**EXERCISE TASK**
Look through the data below. Collect every line where the word "HESSI" occurs.

**MATERIAL TO PROCESS**
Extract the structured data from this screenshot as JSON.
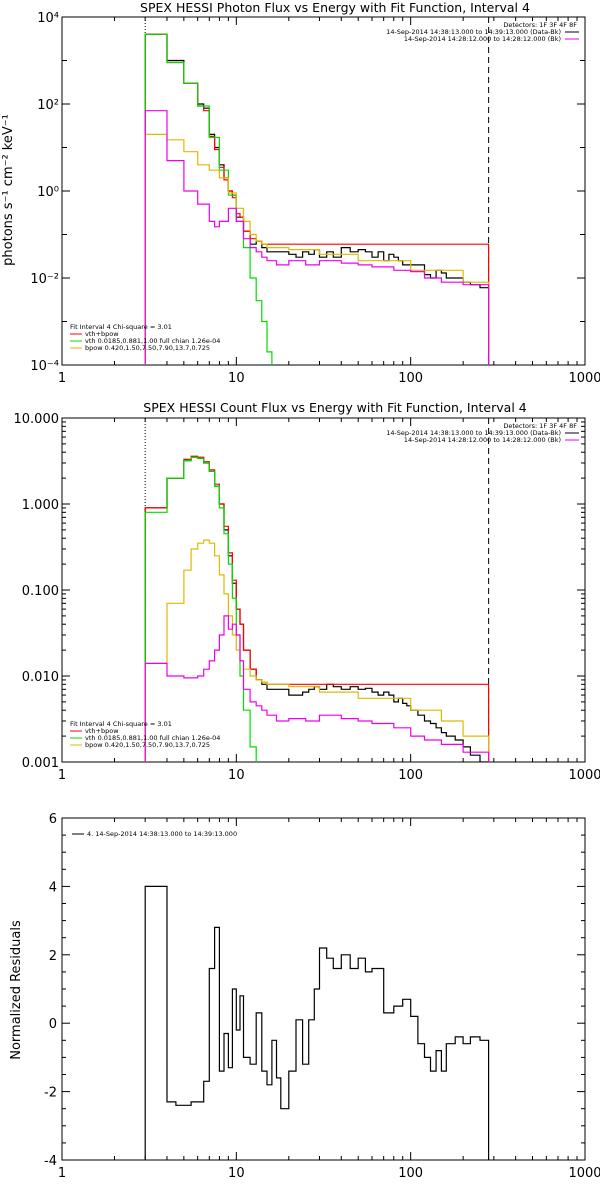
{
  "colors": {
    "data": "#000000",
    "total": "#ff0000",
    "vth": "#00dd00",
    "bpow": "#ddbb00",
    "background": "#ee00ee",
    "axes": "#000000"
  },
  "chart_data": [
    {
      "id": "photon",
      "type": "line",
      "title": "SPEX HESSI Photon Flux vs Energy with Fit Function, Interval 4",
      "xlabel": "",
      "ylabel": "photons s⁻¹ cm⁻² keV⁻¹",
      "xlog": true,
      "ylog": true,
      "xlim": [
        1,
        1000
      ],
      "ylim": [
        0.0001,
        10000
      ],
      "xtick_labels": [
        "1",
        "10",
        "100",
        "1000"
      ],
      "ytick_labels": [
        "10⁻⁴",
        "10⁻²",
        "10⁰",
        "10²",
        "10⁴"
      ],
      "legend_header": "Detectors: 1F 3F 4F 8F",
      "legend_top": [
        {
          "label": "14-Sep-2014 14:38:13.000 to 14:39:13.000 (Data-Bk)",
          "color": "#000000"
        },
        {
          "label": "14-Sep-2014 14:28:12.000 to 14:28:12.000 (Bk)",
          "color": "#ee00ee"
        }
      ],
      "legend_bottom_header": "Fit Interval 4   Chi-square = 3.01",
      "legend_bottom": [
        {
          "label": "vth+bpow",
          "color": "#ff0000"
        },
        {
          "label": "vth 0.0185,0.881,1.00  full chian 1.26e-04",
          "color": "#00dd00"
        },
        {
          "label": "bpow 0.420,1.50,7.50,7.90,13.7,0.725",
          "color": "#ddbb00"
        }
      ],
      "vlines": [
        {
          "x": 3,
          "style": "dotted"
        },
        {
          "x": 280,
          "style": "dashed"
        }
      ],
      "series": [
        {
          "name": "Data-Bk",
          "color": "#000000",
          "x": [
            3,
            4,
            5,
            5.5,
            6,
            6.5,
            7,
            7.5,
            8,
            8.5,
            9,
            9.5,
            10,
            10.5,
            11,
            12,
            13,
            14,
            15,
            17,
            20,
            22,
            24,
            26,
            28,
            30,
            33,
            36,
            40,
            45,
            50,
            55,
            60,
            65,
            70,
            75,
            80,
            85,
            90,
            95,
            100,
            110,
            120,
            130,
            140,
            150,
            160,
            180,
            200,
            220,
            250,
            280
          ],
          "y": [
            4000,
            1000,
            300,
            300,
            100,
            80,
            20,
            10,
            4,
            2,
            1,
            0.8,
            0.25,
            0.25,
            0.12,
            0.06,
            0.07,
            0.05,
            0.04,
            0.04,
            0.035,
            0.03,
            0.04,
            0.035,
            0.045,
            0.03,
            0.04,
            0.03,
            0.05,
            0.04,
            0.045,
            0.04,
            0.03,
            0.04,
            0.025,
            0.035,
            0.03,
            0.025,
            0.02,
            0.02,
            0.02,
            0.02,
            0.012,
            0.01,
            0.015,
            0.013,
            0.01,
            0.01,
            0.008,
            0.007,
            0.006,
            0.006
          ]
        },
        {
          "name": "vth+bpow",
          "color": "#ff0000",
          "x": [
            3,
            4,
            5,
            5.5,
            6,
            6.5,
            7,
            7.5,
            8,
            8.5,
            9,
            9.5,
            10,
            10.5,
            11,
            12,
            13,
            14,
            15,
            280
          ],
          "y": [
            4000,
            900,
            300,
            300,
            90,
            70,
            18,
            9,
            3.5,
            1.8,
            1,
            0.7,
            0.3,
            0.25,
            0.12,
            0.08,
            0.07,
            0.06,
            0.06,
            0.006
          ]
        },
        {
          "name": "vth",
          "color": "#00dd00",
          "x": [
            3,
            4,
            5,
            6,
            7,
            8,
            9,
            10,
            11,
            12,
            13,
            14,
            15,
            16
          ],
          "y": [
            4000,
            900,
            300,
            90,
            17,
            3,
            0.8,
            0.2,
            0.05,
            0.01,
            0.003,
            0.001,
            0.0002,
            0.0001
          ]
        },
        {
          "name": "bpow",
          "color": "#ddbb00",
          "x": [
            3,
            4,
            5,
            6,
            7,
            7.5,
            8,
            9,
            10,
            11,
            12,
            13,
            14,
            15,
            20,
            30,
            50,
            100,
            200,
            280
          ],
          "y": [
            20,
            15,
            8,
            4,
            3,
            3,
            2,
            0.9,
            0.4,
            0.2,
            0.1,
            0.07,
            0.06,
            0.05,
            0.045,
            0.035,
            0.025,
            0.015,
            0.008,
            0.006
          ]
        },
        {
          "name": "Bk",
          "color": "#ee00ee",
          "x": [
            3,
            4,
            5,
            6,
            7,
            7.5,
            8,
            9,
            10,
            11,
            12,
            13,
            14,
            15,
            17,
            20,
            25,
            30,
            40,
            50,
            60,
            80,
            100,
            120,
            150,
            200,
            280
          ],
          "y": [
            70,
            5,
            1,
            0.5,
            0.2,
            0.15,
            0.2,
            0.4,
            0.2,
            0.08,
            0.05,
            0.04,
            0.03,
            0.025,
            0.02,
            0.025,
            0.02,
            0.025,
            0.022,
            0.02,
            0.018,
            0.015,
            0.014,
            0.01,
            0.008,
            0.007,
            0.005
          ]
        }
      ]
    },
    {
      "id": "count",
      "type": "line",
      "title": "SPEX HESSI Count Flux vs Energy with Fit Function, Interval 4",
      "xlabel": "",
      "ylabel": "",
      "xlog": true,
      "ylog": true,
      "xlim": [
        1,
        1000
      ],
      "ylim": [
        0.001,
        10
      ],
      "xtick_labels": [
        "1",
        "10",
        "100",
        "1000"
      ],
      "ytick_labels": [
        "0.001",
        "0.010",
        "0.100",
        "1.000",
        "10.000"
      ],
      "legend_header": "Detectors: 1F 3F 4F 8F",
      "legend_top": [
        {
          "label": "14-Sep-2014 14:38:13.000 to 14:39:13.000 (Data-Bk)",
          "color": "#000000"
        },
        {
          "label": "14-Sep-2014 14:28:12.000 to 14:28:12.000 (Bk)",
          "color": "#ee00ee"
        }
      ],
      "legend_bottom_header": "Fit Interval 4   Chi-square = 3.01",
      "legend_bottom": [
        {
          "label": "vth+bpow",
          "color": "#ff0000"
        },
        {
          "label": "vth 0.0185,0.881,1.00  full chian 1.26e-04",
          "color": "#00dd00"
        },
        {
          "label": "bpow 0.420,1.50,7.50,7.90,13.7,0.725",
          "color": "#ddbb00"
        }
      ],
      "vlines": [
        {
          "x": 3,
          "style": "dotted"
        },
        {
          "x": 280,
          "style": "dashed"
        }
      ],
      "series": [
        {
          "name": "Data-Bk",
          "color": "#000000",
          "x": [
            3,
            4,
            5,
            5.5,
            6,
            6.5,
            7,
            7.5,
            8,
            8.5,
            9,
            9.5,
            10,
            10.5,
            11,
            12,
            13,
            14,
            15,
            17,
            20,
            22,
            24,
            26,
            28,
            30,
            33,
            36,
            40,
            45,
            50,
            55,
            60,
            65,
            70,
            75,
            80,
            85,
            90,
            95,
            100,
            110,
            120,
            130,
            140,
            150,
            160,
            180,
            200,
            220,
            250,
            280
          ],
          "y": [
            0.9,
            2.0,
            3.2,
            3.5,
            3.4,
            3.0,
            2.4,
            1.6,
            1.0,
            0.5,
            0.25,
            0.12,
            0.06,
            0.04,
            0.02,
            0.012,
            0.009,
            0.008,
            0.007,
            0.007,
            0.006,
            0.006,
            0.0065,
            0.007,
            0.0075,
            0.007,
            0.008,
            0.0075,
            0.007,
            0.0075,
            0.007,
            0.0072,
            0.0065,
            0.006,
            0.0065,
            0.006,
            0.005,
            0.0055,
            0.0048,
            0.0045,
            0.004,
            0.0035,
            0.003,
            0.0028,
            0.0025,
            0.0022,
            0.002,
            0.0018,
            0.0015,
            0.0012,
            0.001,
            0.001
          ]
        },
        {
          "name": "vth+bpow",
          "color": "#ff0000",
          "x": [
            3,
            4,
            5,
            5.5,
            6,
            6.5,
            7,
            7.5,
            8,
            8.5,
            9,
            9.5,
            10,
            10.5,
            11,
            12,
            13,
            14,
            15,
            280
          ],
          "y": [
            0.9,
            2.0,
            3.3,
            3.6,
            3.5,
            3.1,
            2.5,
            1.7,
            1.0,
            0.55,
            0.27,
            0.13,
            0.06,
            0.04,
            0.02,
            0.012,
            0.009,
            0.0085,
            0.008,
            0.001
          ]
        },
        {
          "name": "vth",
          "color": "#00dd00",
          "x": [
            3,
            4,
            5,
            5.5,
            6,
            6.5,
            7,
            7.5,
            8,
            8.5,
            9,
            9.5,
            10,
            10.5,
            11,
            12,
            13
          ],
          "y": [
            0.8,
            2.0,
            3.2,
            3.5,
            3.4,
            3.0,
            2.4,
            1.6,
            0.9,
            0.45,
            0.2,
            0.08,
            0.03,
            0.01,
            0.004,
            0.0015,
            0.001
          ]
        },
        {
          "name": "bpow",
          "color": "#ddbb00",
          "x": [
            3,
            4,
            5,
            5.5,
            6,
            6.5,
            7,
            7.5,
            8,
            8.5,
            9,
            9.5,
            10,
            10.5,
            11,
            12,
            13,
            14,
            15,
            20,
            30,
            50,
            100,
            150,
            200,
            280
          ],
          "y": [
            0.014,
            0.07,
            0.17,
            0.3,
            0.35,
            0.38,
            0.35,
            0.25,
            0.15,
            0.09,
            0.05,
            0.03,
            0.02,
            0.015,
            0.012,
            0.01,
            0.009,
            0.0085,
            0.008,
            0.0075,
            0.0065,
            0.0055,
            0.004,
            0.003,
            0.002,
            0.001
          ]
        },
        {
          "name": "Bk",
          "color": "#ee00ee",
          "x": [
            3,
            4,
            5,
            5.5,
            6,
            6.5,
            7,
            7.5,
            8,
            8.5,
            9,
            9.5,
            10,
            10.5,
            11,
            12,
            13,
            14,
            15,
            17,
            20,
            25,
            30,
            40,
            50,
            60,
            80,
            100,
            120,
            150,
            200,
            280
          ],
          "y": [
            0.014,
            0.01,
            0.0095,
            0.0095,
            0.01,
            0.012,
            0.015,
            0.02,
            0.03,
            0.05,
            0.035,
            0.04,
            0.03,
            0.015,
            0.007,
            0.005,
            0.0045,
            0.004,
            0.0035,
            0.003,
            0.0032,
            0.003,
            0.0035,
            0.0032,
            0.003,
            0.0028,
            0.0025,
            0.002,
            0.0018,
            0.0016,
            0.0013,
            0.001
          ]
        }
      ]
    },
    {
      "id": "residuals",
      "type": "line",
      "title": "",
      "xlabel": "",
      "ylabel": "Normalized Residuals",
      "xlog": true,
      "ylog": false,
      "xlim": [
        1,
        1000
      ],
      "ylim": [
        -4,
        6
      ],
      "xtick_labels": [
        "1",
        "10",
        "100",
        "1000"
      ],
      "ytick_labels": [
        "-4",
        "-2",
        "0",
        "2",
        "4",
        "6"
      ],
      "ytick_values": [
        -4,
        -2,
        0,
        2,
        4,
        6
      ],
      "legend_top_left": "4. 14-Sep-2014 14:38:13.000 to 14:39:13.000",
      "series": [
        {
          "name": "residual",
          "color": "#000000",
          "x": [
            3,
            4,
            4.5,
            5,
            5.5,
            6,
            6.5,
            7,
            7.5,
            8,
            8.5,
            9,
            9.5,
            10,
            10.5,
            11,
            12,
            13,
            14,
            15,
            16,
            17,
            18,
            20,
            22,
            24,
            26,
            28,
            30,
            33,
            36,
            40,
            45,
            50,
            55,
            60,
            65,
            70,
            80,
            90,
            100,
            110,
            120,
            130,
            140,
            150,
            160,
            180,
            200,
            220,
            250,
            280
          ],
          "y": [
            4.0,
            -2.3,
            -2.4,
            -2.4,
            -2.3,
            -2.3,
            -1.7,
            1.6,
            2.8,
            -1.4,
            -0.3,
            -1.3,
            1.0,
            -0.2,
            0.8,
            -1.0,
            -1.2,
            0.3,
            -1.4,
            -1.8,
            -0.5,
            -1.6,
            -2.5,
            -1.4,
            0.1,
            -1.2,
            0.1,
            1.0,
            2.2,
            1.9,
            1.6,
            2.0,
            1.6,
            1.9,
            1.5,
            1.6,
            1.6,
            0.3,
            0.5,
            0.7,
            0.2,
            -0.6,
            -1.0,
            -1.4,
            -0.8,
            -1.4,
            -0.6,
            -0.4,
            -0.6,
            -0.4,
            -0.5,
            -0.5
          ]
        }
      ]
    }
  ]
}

**ANSWER FOR THIS EXERCISE**
      "title": "SPEX HESSI Photon Flux vs Energy with Fit Function, Interval 4",
      "title": "SPEX HESSI Count Flux vs Energy with Fit Function, Interval 4",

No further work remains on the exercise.